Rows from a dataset
[BEGIN]
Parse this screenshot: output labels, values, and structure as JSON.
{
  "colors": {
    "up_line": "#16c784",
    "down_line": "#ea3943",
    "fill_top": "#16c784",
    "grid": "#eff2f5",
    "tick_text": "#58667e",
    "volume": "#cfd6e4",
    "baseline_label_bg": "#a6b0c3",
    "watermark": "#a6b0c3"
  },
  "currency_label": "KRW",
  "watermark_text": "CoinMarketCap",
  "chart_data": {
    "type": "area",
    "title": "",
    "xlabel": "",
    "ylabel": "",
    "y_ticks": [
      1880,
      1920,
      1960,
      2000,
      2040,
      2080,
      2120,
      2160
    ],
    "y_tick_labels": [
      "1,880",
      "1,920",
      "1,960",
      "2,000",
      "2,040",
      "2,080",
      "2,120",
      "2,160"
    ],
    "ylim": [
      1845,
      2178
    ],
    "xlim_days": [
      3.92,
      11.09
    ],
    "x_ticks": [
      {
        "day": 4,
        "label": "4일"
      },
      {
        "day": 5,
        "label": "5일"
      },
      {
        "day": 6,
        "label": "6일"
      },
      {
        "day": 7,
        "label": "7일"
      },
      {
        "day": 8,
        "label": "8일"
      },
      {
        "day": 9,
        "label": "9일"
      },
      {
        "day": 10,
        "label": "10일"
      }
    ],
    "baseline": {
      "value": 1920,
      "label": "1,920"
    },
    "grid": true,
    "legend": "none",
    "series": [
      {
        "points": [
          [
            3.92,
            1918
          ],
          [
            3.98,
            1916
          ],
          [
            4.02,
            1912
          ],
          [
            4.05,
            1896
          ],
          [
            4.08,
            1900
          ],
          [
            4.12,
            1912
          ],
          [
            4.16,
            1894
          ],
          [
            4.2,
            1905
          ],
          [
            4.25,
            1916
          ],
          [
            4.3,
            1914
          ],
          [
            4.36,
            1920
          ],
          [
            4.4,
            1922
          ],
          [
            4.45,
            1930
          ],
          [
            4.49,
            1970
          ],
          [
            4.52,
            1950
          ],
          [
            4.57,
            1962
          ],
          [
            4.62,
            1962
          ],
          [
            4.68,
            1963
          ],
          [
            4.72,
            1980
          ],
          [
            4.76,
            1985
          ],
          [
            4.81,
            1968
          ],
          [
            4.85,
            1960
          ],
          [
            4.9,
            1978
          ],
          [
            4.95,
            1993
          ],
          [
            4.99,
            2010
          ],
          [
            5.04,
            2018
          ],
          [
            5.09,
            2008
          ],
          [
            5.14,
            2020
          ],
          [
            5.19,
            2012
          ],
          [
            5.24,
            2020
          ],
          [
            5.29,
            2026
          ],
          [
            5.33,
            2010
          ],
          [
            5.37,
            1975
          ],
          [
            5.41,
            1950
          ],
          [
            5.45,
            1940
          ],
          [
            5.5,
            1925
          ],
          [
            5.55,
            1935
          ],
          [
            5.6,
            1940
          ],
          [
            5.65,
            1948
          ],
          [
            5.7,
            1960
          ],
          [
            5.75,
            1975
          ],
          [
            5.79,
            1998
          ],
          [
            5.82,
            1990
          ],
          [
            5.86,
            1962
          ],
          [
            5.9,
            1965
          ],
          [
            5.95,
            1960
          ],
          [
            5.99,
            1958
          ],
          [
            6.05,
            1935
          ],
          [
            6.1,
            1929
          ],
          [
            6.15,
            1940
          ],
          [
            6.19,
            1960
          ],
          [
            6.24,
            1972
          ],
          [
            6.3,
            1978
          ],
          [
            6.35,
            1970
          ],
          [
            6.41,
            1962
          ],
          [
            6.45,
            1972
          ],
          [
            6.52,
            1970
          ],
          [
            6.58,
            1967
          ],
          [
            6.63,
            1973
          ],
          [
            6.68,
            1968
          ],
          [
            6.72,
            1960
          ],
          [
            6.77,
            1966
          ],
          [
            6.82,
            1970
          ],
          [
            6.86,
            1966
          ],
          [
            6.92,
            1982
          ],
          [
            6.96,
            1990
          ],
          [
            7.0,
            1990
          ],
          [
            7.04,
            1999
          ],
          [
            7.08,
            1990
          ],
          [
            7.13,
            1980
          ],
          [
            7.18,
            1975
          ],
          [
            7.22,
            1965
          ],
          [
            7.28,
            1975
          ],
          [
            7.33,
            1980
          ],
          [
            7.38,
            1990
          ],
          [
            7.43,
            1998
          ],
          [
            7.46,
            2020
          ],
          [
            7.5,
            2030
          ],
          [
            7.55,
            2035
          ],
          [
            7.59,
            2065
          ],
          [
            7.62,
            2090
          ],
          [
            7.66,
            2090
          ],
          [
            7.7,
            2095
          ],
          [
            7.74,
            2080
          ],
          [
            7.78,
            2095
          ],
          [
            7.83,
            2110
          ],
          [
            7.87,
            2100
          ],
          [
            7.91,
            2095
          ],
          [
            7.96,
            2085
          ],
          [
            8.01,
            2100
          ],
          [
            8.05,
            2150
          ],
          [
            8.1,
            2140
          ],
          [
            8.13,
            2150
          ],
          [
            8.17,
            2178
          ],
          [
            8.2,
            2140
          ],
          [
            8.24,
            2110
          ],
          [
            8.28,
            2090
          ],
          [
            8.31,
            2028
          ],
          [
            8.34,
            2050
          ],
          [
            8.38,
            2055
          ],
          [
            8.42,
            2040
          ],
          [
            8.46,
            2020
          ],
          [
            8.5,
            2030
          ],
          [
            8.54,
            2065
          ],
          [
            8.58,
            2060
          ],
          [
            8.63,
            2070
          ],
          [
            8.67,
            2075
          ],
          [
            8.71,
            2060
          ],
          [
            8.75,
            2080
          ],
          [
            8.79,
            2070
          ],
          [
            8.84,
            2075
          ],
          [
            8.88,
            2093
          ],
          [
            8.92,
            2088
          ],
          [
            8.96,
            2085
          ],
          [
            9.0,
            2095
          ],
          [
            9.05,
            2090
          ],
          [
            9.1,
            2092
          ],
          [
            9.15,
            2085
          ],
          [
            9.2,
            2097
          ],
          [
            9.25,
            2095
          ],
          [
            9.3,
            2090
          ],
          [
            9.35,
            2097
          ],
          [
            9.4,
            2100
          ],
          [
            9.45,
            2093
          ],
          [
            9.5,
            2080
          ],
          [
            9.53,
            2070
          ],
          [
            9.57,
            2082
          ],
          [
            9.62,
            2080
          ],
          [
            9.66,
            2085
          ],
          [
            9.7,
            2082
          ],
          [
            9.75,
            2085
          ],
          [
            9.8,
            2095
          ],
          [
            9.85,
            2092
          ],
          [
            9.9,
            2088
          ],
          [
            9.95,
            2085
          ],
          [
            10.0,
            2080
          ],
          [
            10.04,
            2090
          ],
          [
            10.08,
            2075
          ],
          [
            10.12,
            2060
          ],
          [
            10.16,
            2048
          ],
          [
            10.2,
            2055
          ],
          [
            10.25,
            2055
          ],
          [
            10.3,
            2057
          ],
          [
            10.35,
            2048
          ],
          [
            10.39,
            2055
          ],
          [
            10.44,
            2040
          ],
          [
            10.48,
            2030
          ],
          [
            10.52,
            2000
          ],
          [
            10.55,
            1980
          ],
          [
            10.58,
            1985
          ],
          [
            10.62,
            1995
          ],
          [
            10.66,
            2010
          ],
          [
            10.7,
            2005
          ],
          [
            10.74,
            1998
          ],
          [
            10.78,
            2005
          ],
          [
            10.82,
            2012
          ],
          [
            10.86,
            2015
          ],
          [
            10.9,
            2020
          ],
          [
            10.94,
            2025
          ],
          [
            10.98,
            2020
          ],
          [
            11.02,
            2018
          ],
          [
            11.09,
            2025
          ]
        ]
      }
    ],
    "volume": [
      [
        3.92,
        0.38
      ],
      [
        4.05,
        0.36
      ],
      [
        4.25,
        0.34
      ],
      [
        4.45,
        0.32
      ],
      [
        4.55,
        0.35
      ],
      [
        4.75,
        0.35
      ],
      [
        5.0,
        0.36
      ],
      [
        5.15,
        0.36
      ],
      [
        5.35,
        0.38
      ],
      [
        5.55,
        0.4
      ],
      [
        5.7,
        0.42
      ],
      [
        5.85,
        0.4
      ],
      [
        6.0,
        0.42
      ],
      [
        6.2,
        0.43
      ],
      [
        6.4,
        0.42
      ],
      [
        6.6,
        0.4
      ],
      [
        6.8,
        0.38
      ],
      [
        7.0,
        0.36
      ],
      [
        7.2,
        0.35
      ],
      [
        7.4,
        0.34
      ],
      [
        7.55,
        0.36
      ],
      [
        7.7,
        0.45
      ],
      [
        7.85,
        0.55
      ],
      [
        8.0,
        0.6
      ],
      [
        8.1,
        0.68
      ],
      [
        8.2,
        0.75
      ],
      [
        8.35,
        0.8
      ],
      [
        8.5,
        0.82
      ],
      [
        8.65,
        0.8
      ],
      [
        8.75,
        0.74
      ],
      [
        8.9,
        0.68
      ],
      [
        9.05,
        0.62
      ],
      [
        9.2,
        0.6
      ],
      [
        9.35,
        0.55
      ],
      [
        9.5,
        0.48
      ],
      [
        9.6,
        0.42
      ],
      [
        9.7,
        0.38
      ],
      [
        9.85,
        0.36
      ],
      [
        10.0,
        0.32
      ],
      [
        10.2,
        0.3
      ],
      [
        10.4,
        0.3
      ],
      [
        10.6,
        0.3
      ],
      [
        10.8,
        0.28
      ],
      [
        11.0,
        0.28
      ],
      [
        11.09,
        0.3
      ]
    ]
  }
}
[END]
[BEGIN]
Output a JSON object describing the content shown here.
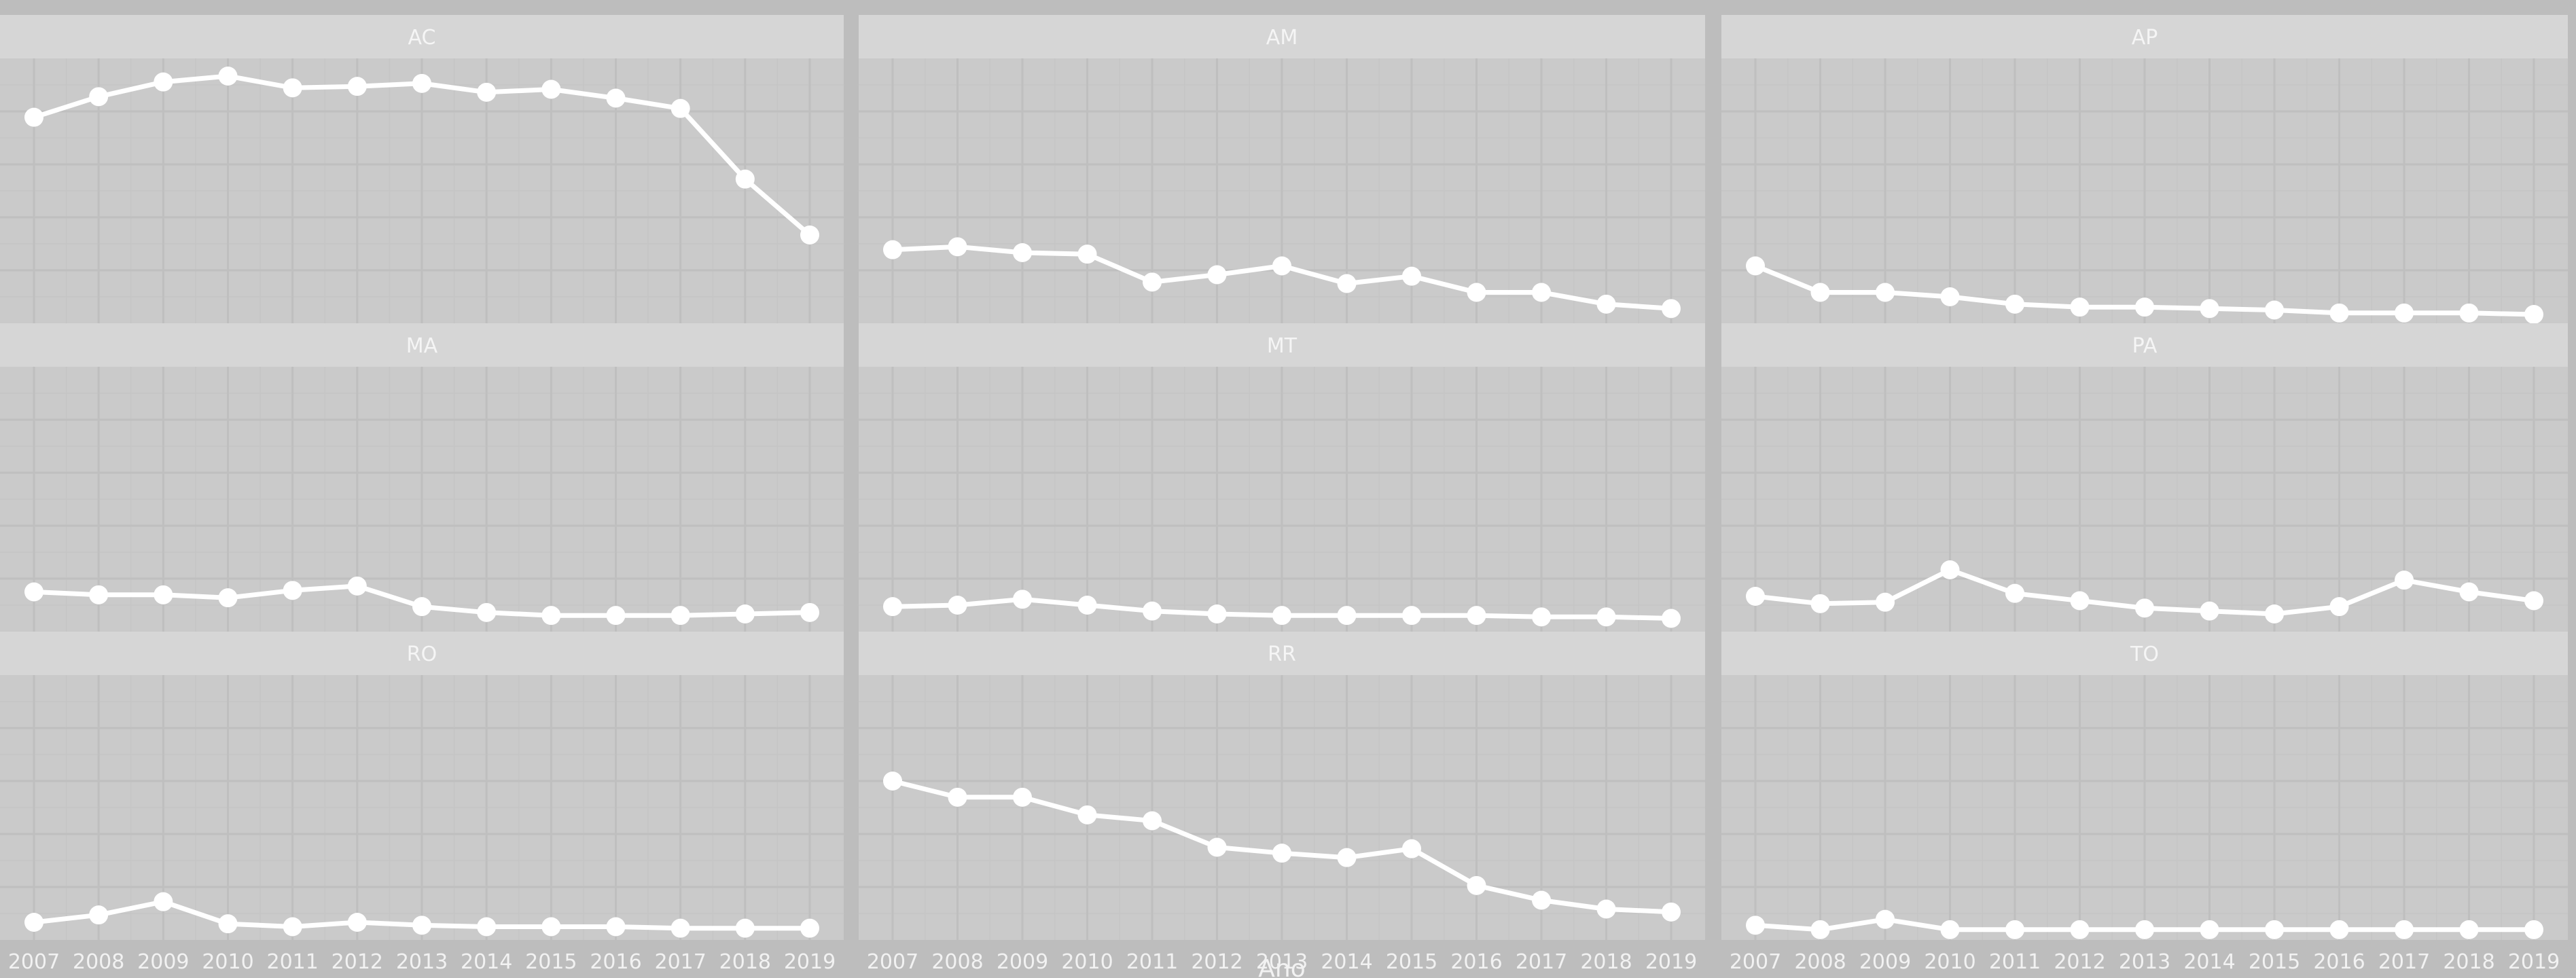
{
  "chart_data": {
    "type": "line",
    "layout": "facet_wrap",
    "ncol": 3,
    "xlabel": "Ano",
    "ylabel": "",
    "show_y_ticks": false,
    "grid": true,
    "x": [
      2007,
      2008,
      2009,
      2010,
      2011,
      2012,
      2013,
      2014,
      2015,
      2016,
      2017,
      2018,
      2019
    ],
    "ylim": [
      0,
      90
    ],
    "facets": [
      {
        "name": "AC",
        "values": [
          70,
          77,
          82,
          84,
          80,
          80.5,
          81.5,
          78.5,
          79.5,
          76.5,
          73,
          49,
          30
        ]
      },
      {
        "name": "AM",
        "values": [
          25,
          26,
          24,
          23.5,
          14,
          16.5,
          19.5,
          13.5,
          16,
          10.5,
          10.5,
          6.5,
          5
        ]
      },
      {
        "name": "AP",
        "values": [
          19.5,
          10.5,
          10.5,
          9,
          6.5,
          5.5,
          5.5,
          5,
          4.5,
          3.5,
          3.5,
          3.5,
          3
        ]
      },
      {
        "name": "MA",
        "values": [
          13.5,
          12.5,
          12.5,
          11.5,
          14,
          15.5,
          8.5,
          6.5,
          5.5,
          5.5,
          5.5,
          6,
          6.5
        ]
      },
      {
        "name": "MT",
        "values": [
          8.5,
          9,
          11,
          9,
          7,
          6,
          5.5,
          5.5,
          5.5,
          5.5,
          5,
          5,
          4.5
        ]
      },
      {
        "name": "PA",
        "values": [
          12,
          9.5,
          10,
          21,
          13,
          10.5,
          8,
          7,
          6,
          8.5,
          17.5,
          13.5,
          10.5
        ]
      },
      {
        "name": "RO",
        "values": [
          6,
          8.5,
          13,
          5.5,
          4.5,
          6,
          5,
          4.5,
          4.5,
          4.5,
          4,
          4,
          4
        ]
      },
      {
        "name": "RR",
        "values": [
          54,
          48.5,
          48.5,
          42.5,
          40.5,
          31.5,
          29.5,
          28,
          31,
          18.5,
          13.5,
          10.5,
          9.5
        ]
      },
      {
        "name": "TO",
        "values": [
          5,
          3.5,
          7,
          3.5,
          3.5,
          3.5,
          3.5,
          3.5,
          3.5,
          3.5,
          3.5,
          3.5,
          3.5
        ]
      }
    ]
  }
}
[END]
Exercise brief:
Looking at the records above, tally the lines holding "name" and reply with that number only.

Written response:
9